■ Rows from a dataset
:::

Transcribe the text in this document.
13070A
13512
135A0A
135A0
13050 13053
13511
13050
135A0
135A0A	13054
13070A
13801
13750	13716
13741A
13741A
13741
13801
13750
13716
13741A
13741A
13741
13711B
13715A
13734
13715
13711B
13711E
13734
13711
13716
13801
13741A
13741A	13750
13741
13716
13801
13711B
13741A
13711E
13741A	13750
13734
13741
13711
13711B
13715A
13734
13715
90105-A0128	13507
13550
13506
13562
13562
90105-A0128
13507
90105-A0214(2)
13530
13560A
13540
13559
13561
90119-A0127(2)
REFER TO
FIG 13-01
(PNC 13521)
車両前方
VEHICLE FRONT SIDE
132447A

:::

■ WORK TO BE COMPLETED
Pull out each record as written and restate it exactly.

■ FINAL ANSWER
Transcribe the text in this document.
13070A
13512
135A0A
135A0
13050 13053
13511
13050
135A0
135A0A	13054
13070A
13801
13750	13716
13741A
13741A
13741
13801
13750
13716
13741A
13741A
13741
13711B
13715A
13734
13715
13711B
13711E
13734
13711
13716
13801
13741A
13741A	13750
13741
13716
13801
13711B
13741A
13711E
13741A	13750
13734
13741
13711
13711B
13715A
13734
13715
90105-A0128	13507
13550
13506
13562
13562
90105-A0128
13507
90105-A0214(2)
13530
13560A
13540
13559
13561
90119-A0127(2)
REFER TO
FIG 13-01
(PNC 13521)
車両前方
VEHICLE FRONT SIDE
132447A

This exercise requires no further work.